- **INFORMATION SHOWN**:
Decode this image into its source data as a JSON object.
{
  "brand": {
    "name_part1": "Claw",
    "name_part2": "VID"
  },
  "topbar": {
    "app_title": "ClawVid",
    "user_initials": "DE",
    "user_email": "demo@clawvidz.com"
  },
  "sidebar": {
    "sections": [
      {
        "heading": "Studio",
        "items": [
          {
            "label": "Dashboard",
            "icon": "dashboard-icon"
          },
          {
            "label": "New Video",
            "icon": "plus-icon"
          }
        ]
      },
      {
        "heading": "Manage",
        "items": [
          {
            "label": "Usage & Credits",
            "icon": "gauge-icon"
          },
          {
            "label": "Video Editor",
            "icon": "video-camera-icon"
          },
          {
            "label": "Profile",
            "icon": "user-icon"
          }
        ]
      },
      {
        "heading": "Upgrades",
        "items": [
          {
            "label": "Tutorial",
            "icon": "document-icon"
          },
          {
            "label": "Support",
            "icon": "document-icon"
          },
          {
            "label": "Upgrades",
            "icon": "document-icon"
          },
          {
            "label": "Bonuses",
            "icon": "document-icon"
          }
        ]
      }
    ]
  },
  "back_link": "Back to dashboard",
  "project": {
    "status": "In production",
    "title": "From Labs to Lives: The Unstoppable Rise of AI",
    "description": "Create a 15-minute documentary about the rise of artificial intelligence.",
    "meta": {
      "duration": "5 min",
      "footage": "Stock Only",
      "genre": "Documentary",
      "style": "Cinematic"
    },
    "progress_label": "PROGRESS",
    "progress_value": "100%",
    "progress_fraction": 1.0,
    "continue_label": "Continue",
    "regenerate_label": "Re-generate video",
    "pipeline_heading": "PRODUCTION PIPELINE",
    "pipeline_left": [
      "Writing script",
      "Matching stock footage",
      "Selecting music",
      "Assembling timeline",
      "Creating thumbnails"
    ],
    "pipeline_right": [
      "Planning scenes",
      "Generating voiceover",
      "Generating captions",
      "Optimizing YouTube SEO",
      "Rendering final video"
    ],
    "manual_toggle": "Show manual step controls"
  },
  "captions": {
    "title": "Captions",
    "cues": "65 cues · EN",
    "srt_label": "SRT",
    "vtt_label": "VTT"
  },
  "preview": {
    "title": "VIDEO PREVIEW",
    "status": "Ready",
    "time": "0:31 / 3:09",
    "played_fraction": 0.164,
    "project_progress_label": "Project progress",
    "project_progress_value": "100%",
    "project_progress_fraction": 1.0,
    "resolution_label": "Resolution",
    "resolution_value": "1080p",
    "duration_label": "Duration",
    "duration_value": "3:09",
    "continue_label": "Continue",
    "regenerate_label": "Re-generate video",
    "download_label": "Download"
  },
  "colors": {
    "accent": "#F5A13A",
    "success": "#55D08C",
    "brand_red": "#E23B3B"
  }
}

==

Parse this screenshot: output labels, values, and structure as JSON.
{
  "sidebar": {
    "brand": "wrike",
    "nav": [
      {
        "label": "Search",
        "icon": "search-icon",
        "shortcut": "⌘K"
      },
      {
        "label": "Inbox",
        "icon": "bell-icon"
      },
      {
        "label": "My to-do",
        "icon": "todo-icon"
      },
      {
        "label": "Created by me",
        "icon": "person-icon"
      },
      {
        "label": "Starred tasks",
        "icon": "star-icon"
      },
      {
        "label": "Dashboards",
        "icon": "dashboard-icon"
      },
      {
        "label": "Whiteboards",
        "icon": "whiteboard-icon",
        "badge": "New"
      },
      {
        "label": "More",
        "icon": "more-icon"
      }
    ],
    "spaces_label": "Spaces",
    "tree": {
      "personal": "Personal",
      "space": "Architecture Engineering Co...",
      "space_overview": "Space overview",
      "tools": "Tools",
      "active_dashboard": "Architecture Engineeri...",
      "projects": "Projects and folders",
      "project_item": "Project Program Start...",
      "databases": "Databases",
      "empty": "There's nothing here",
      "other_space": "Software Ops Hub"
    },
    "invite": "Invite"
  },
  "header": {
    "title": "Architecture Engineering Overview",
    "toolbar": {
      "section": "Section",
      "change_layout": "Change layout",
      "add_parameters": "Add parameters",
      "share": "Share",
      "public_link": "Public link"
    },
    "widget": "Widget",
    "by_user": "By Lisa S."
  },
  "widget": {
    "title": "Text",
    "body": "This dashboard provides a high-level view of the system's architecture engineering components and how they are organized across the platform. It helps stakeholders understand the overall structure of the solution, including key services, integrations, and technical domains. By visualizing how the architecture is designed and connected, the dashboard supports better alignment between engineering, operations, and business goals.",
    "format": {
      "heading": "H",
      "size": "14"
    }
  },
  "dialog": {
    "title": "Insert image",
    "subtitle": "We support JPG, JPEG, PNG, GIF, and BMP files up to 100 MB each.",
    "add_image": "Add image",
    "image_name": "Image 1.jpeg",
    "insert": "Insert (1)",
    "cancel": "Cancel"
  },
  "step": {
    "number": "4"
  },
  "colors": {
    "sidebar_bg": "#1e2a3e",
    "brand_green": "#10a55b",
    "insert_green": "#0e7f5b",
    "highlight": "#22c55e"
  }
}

- **AIM**:
Locate the word "Generating" in the data above. Copy every line carrying it.

- **ANSWER TO THE PROBLEM**:
      "Generating voiceover",
      "Generating captions",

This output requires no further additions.